TASK DETAILS → Locate every line below that contains the word "University" and copy it.

-- TASK DATA start --

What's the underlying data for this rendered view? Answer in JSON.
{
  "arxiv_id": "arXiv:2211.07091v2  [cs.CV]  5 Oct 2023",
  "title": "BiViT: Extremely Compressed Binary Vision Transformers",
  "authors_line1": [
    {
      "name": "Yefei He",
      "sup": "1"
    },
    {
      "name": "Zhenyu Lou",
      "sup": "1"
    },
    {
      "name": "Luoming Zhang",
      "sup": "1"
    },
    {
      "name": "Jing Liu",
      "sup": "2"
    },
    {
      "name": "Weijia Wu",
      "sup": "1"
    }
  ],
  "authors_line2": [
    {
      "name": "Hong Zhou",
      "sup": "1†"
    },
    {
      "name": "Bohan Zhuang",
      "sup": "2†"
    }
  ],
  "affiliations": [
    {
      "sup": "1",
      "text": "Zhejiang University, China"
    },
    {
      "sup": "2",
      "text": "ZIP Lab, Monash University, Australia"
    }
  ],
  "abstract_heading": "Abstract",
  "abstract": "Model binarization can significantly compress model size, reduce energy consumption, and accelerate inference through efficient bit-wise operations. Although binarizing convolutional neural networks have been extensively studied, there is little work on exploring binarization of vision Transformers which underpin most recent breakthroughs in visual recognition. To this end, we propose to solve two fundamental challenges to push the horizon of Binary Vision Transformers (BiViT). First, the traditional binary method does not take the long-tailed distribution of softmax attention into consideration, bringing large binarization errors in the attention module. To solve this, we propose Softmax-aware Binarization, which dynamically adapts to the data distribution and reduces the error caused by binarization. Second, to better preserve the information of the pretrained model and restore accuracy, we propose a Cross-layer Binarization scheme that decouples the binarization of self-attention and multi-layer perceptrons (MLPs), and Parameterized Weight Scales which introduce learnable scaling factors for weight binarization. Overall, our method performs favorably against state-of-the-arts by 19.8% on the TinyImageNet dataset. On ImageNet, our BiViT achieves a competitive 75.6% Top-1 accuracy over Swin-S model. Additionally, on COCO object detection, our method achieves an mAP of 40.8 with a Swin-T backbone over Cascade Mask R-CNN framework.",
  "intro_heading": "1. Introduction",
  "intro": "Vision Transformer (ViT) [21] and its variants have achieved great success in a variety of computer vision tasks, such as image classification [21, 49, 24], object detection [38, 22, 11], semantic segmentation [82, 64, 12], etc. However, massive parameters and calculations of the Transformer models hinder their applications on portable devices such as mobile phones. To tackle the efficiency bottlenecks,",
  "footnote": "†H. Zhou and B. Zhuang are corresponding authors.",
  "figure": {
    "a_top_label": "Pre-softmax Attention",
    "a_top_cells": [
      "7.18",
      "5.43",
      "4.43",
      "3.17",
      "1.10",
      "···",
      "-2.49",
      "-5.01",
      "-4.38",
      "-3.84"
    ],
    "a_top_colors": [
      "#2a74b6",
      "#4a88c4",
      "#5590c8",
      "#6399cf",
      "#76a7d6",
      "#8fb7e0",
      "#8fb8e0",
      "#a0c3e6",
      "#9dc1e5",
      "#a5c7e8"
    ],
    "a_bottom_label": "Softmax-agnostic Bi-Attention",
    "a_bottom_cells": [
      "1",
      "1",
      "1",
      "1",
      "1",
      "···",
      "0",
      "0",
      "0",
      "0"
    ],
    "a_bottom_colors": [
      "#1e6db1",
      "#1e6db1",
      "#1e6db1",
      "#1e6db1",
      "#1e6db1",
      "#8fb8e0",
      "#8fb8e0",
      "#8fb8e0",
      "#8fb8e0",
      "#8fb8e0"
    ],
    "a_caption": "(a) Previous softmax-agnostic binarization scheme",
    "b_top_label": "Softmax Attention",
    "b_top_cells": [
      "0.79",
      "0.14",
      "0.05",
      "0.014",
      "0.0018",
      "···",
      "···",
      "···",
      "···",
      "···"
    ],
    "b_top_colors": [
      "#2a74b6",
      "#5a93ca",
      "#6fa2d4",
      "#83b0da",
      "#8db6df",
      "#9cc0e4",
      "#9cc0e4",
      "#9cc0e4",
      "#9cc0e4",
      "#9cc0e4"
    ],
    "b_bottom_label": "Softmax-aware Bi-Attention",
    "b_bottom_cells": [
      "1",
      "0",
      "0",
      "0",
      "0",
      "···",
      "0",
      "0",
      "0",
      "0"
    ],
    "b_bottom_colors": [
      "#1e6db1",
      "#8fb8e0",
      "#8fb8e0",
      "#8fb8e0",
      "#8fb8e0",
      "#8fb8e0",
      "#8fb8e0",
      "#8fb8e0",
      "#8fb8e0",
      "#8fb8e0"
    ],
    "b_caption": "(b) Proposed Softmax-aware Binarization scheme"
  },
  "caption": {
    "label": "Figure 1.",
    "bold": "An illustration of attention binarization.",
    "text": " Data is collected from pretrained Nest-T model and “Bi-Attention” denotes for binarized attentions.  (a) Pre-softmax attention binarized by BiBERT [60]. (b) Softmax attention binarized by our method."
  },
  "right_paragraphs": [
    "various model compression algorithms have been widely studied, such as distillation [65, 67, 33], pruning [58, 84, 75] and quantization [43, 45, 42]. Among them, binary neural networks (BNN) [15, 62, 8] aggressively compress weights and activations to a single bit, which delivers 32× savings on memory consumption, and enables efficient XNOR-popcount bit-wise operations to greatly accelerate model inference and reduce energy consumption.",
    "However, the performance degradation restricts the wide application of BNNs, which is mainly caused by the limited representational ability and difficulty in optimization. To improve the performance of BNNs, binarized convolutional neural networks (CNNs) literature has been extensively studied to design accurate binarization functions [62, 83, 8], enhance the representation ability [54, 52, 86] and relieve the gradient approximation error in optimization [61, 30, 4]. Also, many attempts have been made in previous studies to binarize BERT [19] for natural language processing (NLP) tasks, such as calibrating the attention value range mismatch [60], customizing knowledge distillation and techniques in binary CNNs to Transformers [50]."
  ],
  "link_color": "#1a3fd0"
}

-- TASK DATA end --
-- TASK DATA start --

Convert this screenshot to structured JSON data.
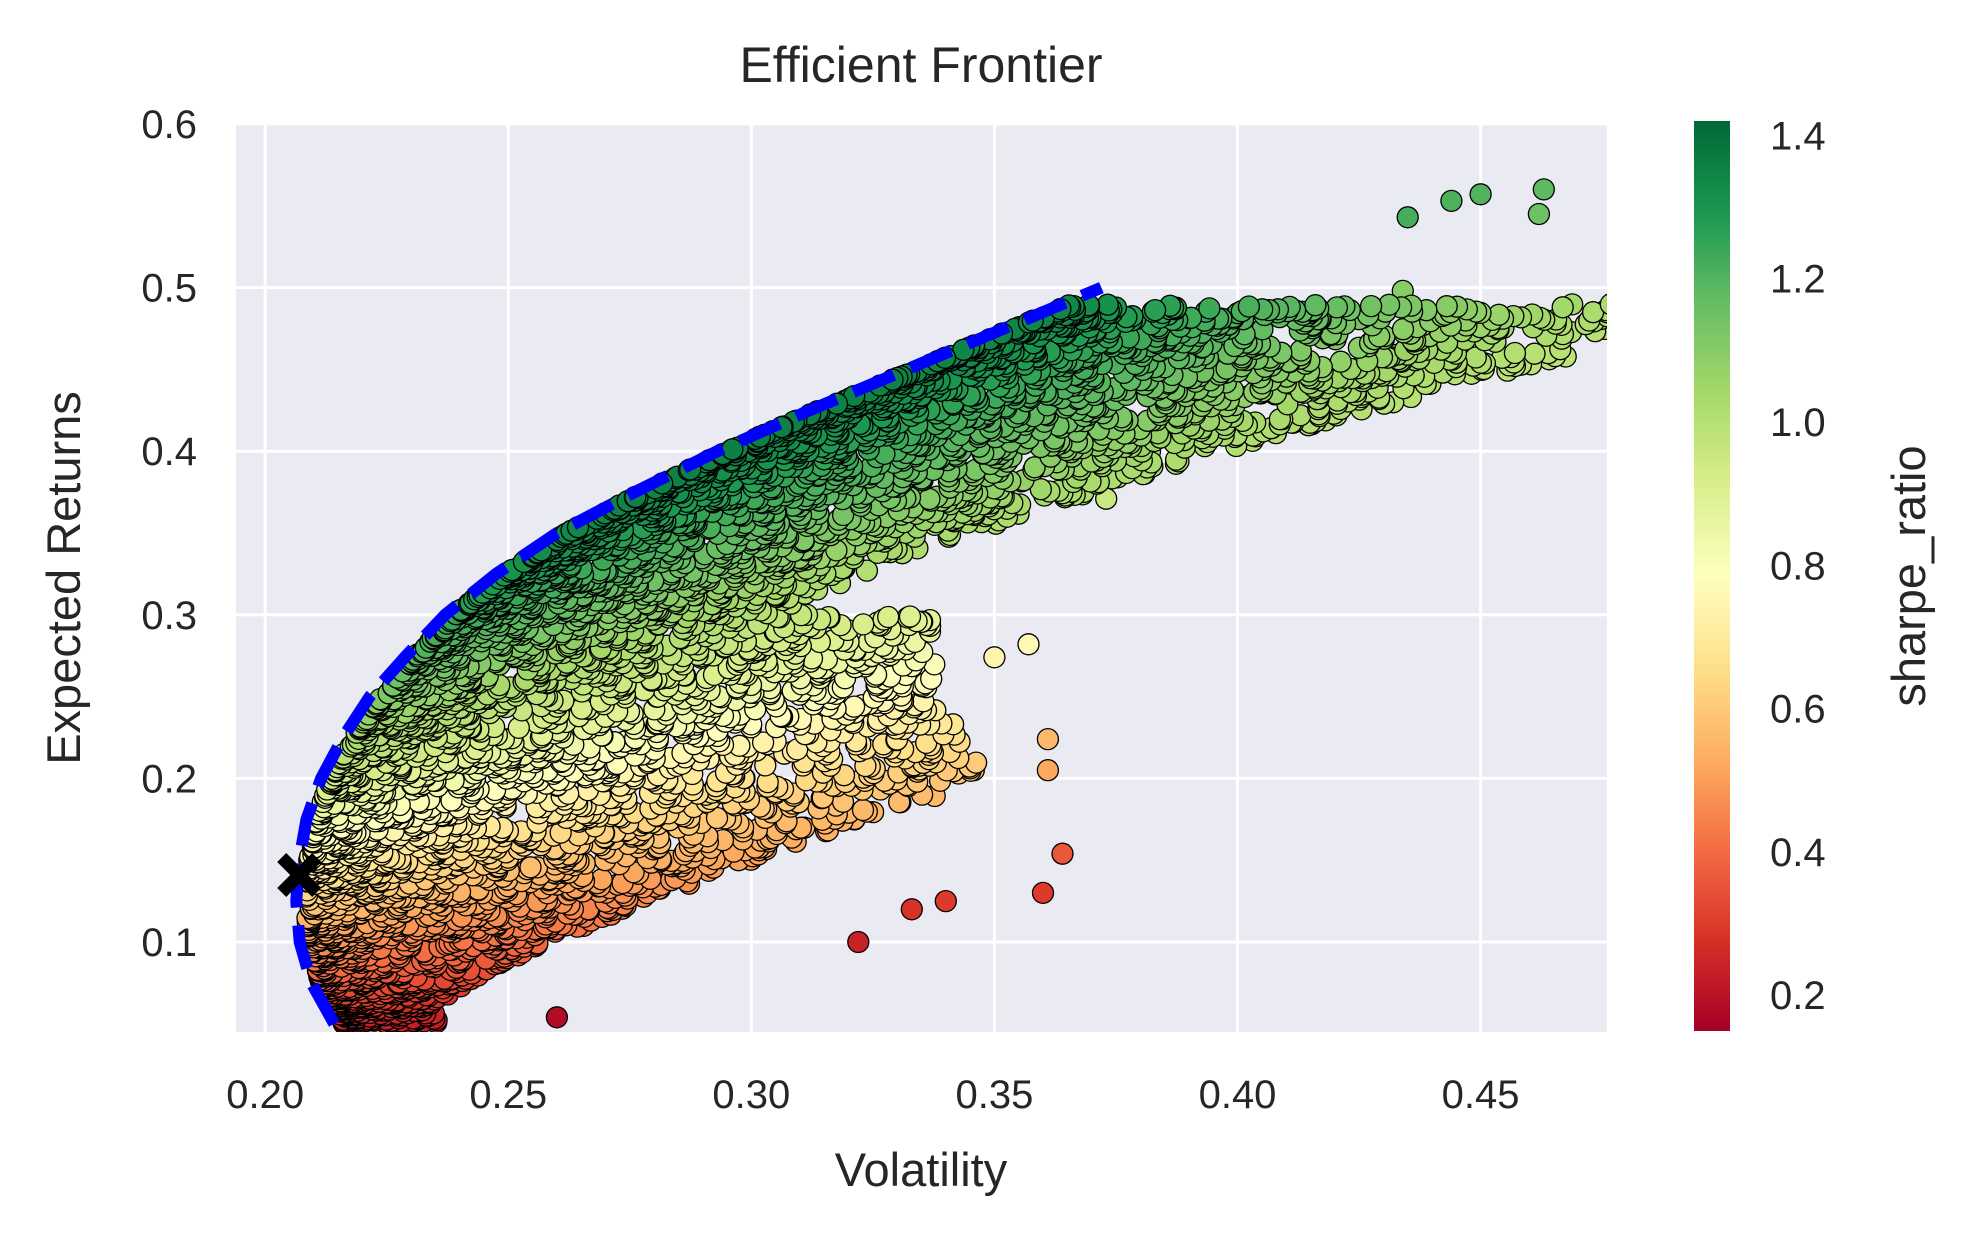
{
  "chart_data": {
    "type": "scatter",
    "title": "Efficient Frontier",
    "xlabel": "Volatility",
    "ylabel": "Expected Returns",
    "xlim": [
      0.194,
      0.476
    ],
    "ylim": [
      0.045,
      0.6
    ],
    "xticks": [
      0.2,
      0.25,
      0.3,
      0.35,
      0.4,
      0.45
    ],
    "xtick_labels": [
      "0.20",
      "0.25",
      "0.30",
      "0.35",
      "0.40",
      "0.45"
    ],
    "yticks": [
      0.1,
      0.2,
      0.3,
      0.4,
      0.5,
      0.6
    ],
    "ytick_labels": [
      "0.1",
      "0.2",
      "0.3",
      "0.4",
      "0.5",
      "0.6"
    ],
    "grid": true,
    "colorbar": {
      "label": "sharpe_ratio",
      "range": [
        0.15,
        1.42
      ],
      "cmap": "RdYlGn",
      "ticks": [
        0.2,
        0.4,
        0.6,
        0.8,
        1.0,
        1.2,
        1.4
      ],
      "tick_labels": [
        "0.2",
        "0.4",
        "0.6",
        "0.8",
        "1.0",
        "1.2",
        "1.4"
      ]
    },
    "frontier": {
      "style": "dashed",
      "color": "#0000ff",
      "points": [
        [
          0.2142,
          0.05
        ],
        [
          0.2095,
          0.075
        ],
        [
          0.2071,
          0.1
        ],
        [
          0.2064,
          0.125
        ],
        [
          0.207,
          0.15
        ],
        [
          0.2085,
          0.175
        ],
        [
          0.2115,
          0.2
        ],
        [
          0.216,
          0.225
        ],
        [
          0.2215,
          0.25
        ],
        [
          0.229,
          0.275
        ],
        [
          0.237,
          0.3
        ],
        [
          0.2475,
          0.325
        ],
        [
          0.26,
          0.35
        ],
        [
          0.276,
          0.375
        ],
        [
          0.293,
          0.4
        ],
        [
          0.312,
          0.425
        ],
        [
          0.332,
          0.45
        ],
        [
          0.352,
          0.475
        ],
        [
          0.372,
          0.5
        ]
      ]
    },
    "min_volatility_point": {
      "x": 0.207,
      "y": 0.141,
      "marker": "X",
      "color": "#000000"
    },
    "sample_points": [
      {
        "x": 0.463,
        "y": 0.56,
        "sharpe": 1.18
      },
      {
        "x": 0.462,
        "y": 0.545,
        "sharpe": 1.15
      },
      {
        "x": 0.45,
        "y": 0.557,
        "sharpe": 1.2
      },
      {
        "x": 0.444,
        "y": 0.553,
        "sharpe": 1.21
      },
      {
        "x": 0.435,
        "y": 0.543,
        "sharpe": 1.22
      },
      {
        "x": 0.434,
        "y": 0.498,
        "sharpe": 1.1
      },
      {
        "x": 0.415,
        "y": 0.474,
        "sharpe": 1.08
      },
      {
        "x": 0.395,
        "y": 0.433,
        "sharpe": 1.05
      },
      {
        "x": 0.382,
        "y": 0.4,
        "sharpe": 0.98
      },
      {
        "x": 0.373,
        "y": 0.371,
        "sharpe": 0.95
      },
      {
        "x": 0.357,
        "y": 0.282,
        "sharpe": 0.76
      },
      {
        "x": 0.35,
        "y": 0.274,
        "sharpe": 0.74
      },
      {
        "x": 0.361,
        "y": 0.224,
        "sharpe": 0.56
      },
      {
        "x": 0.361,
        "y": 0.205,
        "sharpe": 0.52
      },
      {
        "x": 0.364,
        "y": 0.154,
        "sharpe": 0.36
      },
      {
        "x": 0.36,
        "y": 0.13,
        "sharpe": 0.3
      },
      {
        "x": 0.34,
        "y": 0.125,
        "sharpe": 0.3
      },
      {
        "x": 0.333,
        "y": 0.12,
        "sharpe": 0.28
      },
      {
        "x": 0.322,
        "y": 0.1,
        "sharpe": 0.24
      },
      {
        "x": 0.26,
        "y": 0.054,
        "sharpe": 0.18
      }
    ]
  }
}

-- TASK DATA end --
-- TASK DATA start --

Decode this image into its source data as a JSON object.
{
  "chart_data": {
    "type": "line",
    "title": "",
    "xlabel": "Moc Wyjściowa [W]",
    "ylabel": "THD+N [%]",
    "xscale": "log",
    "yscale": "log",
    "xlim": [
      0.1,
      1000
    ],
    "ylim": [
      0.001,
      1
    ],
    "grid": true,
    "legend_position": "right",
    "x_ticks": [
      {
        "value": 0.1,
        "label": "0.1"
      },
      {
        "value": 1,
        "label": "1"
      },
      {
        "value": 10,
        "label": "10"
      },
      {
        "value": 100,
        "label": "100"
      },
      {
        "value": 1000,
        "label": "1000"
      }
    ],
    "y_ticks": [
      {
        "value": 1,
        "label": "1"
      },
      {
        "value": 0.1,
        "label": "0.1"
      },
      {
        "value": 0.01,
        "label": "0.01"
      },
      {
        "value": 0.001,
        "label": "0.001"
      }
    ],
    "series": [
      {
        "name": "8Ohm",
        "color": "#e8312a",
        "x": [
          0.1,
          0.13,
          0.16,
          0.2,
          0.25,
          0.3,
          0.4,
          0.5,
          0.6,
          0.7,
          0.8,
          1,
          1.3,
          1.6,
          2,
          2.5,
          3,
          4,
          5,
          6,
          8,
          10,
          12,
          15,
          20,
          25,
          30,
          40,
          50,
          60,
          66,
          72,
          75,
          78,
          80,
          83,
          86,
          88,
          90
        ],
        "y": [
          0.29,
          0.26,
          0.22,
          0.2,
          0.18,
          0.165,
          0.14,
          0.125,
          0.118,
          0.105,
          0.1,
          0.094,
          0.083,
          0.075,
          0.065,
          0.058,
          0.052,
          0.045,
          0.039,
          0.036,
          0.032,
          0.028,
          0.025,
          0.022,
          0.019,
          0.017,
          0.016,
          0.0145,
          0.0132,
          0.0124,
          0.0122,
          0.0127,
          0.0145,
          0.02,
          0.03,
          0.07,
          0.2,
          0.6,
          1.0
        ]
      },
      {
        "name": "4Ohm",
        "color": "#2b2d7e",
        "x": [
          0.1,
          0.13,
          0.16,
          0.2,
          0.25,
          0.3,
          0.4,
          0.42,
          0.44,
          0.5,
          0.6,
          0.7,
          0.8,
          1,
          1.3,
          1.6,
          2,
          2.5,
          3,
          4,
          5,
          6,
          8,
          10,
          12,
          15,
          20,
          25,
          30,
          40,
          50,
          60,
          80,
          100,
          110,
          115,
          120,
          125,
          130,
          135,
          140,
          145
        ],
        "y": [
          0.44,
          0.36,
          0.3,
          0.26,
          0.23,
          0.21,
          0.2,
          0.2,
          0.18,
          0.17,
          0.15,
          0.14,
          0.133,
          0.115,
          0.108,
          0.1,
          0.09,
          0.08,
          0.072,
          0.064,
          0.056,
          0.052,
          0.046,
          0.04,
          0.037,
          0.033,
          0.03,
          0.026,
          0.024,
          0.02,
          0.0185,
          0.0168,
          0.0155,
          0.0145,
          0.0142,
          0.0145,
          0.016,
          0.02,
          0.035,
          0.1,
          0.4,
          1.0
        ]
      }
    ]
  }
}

-- TASK DATA end --

FINISHED EXERCISE →
      "text": "Zhejiang University, China"
      "text": "ZIP Lab, Monash University, Australia"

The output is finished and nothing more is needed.